Required task:
Reproduce verbatim every line from the one that includes "Give me a plain-text" to the closing line of the entries; omit everything before it.

(Entries taken from a collection)
(begin)

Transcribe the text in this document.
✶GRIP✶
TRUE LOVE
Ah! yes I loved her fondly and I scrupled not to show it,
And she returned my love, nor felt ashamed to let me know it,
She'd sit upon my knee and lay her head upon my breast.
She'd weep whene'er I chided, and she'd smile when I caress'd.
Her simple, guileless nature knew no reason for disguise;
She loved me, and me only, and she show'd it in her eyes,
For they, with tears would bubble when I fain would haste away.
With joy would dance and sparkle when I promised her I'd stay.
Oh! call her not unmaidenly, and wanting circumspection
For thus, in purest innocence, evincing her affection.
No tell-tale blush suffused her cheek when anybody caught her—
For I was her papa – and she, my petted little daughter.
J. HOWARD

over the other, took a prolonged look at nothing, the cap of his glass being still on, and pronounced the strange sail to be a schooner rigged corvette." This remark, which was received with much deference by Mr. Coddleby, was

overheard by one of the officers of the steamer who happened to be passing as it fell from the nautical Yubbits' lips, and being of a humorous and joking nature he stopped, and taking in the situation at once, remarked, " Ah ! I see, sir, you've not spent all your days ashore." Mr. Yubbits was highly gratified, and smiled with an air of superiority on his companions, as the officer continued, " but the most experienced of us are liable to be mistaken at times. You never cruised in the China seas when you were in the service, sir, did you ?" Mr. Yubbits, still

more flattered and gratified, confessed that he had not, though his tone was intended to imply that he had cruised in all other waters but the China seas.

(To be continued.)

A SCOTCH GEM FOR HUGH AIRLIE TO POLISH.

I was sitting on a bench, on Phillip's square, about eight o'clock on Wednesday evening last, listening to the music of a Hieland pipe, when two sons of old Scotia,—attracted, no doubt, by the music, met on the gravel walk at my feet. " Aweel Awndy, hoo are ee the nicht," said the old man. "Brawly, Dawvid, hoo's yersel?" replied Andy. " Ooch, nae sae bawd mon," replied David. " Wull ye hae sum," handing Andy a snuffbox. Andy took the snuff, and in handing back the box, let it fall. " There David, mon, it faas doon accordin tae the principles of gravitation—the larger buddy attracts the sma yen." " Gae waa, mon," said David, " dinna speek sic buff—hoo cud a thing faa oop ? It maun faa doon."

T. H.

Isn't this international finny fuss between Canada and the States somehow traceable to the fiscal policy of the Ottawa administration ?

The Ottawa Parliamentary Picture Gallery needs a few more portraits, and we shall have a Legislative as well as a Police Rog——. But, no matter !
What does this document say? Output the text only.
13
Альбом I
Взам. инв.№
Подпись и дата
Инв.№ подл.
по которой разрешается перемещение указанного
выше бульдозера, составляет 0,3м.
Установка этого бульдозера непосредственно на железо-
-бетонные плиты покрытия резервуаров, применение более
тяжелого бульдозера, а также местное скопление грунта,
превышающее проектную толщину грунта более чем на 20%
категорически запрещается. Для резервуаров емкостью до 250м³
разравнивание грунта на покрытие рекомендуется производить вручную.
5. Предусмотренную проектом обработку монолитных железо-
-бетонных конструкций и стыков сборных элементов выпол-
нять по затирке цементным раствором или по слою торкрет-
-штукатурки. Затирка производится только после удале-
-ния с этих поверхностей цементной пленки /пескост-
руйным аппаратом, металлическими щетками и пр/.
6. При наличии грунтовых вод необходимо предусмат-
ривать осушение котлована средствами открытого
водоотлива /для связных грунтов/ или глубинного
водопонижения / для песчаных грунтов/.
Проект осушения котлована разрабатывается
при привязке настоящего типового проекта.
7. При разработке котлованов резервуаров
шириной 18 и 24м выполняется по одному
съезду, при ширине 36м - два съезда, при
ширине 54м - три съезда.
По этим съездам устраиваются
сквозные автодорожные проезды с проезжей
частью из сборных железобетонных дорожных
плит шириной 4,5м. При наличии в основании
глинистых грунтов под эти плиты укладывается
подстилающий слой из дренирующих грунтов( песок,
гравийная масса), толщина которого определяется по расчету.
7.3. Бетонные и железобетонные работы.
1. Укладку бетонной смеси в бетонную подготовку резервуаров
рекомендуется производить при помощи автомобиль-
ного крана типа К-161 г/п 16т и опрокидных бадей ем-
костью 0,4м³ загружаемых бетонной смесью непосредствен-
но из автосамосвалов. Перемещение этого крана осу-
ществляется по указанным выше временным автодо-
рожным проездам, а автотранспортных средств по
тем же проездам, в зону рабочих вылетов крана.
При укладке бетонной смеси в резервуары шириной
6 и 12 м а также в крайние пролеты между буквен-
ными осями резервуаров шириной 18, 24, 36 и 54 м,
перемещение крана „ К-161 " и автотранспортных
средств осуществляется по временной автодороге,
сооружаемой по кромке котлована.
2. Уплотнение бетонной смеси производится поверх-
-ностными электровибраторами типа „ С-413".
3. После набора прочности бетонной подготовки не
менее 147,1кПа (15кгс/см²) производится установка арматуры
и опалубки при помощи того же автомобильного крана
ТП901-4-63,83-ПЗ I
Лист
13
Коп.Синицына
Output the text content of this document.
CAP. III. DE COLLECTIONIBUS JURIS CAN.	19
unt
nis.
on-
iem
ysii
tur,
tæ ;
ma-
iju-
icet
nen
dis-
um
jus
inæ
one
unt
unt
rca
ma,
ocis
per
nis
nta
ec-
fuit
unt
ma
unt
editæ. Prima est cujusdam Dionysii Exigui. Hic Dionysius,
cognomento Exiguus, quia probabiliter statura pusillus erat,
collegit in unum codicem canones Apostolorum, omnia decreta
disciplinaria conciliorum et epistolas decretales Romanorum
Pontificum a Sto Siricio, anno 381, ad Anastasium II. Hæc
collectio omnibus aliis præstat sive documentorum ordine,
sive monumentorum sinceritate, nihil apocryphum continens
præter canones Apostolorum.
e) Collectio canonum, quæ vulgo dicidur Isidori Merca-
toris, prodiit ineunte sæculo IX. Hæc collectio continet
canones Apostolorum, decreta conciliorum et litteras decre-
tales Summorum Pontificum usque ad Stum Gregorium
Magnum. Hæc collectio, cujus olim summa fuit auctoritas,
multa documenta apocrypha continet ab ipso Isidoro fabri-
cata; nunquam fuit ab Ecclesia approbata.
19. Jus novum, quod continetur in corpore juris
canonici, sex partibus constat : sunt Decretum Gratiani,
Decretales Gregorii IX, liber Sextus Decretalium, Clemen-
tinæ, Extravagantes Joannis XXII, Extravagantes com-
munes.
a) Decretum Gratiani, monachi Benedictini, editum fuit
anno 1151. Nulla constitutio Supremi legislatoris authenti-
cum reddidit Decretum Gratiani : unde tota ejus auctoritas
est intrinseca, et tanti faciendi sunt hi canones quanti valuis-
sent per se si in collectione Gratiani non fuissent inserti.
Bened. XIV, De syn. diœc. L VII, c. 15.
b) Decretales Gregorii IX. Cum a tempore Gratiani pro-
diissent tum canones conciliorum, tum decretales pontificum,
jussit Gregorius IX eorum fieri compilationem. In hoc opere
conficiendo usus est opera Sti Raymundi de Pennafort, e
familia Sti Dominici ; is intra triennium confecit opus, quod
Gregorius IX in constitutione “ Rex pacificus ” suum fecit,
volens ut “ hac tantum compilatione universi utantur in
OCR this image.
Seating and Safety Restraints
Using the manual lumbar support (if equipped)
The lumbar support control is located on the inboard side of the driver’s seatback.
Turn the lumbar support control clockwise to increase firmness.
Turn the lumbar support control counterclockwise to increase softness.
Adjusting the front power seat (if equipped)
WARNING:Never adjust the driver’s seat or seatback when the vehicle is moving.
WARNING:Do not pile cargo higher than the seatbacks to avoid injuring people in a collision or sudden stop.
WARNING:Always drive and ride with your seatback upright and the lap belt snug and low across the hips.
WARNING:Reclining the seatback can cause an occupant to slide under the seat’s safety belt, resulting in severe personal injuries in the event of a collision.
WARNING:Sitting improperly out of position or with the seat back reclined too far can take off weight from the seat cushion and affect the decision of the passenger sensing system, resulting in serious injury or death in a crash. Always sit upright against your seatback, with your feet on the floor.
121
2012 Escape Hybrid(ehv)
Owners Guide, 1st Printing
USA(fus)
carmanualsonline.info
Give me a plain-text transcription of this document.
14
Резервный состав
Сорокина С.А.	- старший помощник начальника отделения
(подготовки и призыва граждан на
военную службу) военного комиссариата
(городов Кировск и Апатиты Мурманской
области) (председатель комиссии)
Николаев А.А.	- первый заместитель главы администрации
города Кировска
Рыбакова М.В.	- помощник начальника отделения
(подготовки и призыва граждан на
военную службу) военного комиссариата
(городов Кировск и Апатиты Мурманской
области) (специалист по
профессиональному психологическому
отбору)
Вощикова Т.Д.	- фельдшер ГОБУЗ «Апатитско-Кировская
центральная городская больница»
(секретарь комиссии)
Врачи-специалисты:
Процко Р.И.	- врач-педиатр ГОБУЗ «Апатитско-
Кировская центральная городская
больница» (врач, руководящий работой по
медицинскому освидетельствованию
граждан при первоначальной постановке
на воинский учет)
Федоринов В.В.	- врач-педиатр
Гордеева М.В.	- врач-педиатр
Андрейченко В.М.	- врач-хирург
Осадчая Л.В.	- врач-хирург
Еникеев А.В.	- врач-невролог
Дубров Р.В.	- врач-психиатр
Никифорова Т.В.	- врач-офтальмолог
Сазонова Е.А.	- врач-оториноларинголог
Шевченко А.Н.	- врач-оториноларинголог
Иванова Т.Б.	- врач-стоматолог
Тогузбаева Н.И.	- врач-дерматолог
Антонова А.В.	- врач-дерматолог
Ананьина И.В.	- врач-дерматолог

(end)

Result for this task:
Give me a plain-text transcription of this document.
14
Резервный состав
Сорокина С.А.	- старший помощник начальника отделения
(подготовки и призыва граждан на
военную службу) военного комиссариата
(городов Кировск и Апатиты Мурманской
области) (председатель комиссии)
Николаев А.А.	- первый заместитель главы администрации
города Кировска
Рыбакова М.В.	- помощник начальника отделения
(подготовки и призыва граждан на
военную службу) военного комиссариата
(городов Кировск и Апатиты Мурманской
области) (специалист по
профессиональному психологическому
отбору)
Вощикова Т.Д.	- фельдшер ГОБУЗ «Апатитско-Кировская
центральная городская больница»
(секретарь комиссии)
Врачи-специалисты:
Процко Р.И.	- врач-педиатр ГОБУЗ «Апатитско-
Кировская центральная городская
больница» (врач, руководящий работой по
медицинскому освидетельствованию
граждан при первоначальной постановке
на воинский учет)
Федоринов В.В.	- врач-педиатр
Гордеева М.В.	- врач-педиатр
Андрейченко В.М.	- врач-хирург
Осадчая Л.В.	- врач-хирург
Еникеев А.В.	- врач-невролог
Дубров Р.В.	- врач-психиатр
Никифорова Т.В.	- врач-офтальмолог
Сазонова Е.А.	- врач-оториноларинголог
Шевченко А.Н.	- врач-оториноларинголог
Иванова Т.Б.	- врач-стоматолог
Тогузбаева Н.И.	- врач-дерматолог
Антонова А.В.	- врач-дерматолог
Ананьина И.В.	- врач-дерматолог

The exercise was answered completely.